WHAT YOU NEED TO DO
Select and copy out every line in the records containing "text".

**** RECORDED DATA

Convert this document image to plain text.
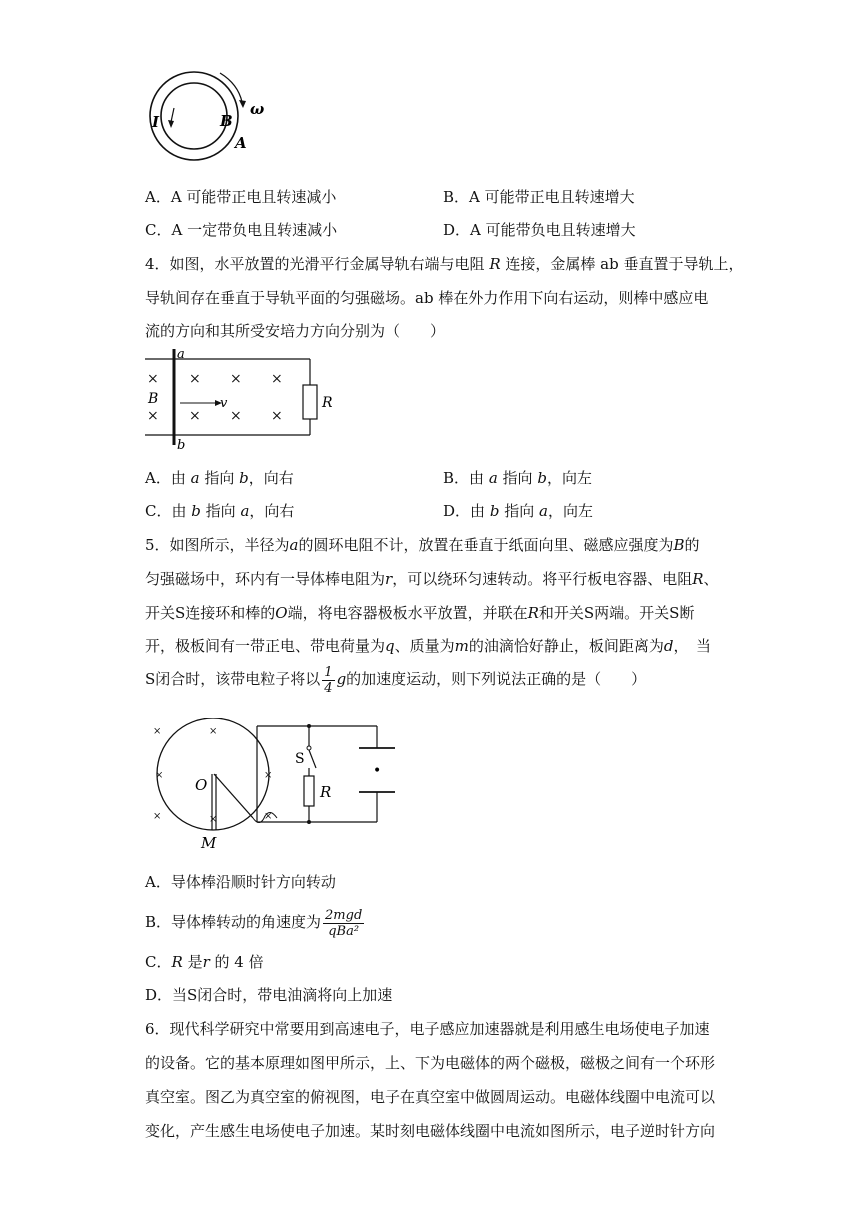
I	B
A
ω
A．A 可能带正电且转速减小	B．A 可能带正电且转速增大
C．A 一定带负电且转速减小	D．A 可能带负电且转速增大
4．如图，水平放置的光滑平行金属导轨右端与电阻 R 连接，金属棒 ab 垂直置于导轨上，
导轨间存在垂直于导轨平面的匀强磁场。ab 棒在外力作用下向右运动，则棒中感应电
流的方向和其所受安培力方向分别为（　　）
a
b
B	R
× × × ×
× × × ×
v
A．由 a 指向 b，向右	B．由 a 指向 b，向左
C．由 b 指向 a，向右	D．由 b 指向 a，向左
5．如图所示，半径为a的圆环电阻不计，放置在垂直于纸面向里、磁感应强度为B的
匀强磁场中，环内有一导体棒电阻为r，可以绕环匀速转动。将平行板电容器、电阻R、
开关S连接环和棒的O端，将电容器极板水平放置，并联在R和开关S两端。开关S断
开，极板间有一带正电、带电荷量为q、质量为m的油滴恰好静止，板间距离为d，　当
S闭合时，该带电粒子将以 $\frac{1}{4}$ g的加速度运动，则下列说法正确的是（　　）
×	×
×	×
×	×	×
O
M
S
R
•
A．导体棒沿顺时针方向转动
B．导体棒转动的角速度为 $\frac{\text{2mgd}}{\text{qBa²}}$
C．R 是r 的 4 倍
D．当S闭合时，带电油滴将向上加速
6．现代科学研究中常要用到高速电子，电子感应加速器就是利用感生电场使电子加速
的设备。它的基本原理如图甲所示，上、下为电磁体的两个磁极，磁极之间有一个环形
真空室。图乙为真空室的俯视图，电子在真空室中做圆周运动。电磁体线圈中电流可以
变化，产生感生电场使电子加速。某时刻电磁体线圈中电流如图所示，电子逆时针方向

********

RESULT FOR THIS TASK
Convert this document image to plain text.
B．导体棒转动的角速度为 $\frac{\text{2mgd}}{\text{qBa²}}$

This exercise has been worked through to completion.